Written problem:
Transcribe everything in the data word for word. Pictures are left out.

[START OF Supplied data]

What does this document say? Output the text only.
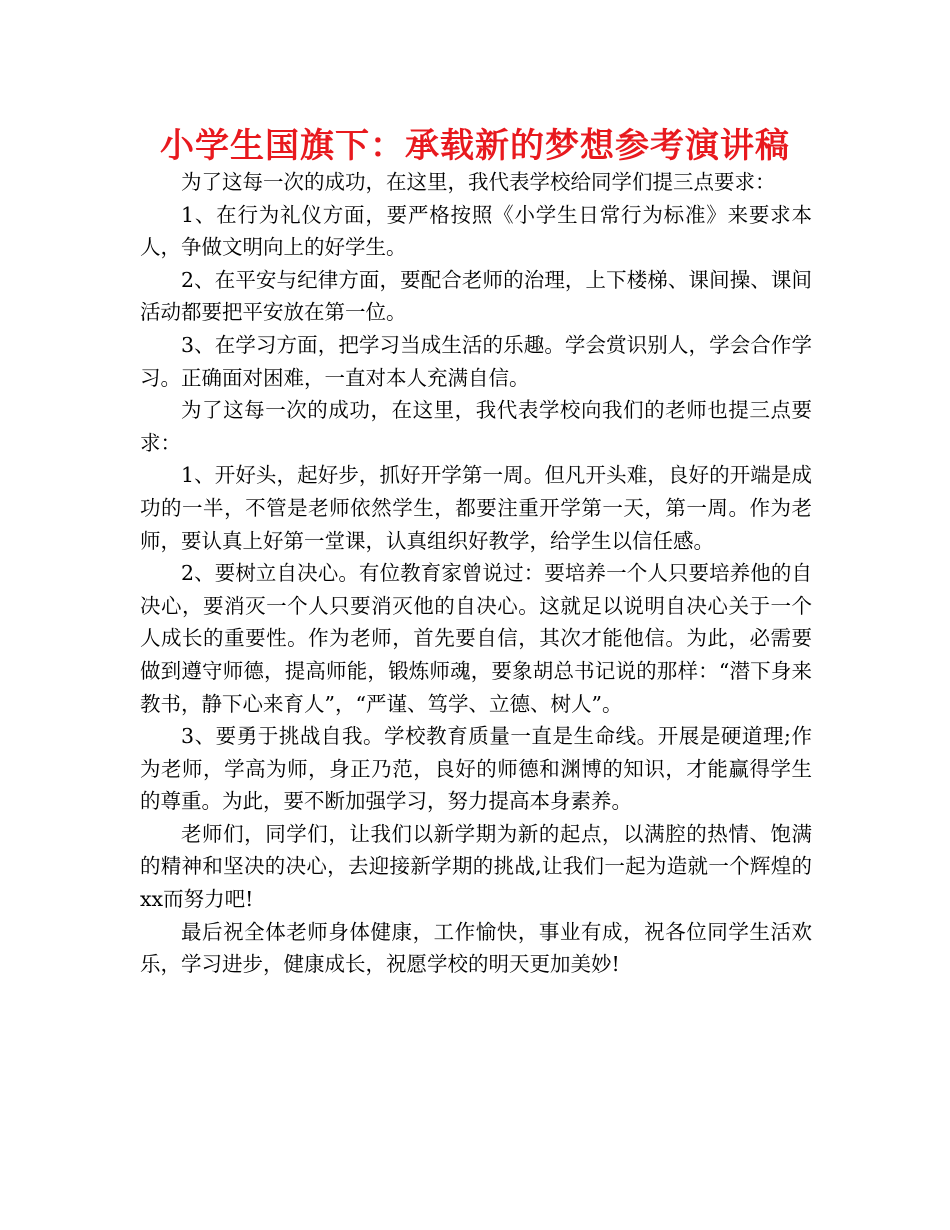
小学生国旗下：承载新的梦想参考演讲稿

为了这每一次的成功，在这里，我代表学校给同学们提三点要求：

1、在行为礼仪方面，要严格按照《小学生日常行为标准》来要求本人，争做文明向上的好学生。

2、在平安与纪律方面，要配合老师的治理，上下楼梯、课间操、课间活动都要把平安放在第一位。

3、在学习方面，把学习当成生活的乐趣。学会赏识别人，学会合作学习。正确面对困难，一直对本人充满自信。

为了这每一次的成功，在这里，我代表学校向我们的老师也提三点要求：

1、开好头，起好步，抓好开学第一周。但凡开头难，良好的开端是成功的一半，不管是老师依然学生，都要注重开学第一天，第一周。作为老师，要认真上好第一堂课，认真组织好教学，给学生以信任感。

2、要树立自决心。有位教育家曾说过：要培养一个人只要培养他的自决心，要消灭一个人只要消灭他的自决心。这就足以说明自决心关于一个人成长的重要性。作为老师，首先要自信，其次才能他信。为此，必需要做到遵守师德，提高师能，锻炼师魂，要象胡总书记说的那样：“潜下身来教书，静下心来育人”，“严谨、笃学、立德、树人”。

3、要勇于挑战自我。学校教育质量一直是生命线。开展是硬道理;作为老师，学高为师，身正乃范，良好的师德和渊博的知识，才能赢得学生的尊重。为此，要不断加强学习，努力提高本身素养。

老师们，同学们，让我们以新学期为新的起点，以满腔的热情、饱满的精神和坚决的决心，去迎接新学期的挑战,让我们一起为造就一个辉煌的xx而努力吧!

最后祝全体老师身体健康，工作愉快，事业有成，祝各位同学生活欢乐，学习进步，健康成长，祝愿学校的明天更加美妙!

[END OF Supplied data]

Output below:
What does this document say? Output the text only.
小学生国旗下：承载新的梦想参考演讲稿

为了这每一次的成功，在这里，我代表学校给同学们提三点要求：

1、在行为礼仪方面，要严格按照《小学生日常行为标准》来要求本人，争做文明向上的好学生。

2、在平安与纪律方面，要配合老师的治理，上下楼梯、课间操、课间活动都要把平安放在第一位。

3、在学习方面，把学习当成生活的乐趣。学会赏识别人，学会合作学习。正确面对困难，一直对本人充满自信。

为了这每一次的成功，在这里，我代表学校向我们的老师也提三点要求：

1、开好头，起好步，抓好开学第一周。但凡开头难，良好的开端是成功的一半，不管是老师依然学生，都要注重开学第一天，第一周。作为老师，要认真上好第一堂课，认真组织好教学，给学生以信任感。

2、要树立自决心。有位教育家曾说过：要培养一个人只要培养他的自决心，要消灭一个人只要消灭他的自决心。这就足以说明自决心关于一个人成长的重要性。作为老师，首先要自信，其次才能他信。为此，必需要做到遵守师德，提高师能，锻炼师魂，要象胡总书记说的那样：“潜下身来教书，静下心来育人”，“严谨、笃学、立德、树人”。

3、要勇于挑战自我。学校教育质量一直是生命线。开展是硬道理;作为老师，学高为师，身正乃范，良好的师德和渊博的知识，才能赢得学生的尊重。为此，要不断加强学习，努力提高本身素养。

老师们，同学们，让我们以新学期为新的起点，以满腔的热情、饱满的精神和坚决的决心，去迎接新学期的挑战,让我们一起为造就一个辉煌的xx而努力吧!

最后祝全体老师身体健康，工作愉快，事业有成，祝各位同学生活欢乐，学习进步，健康成长，祝愿学校的明天更加美妙!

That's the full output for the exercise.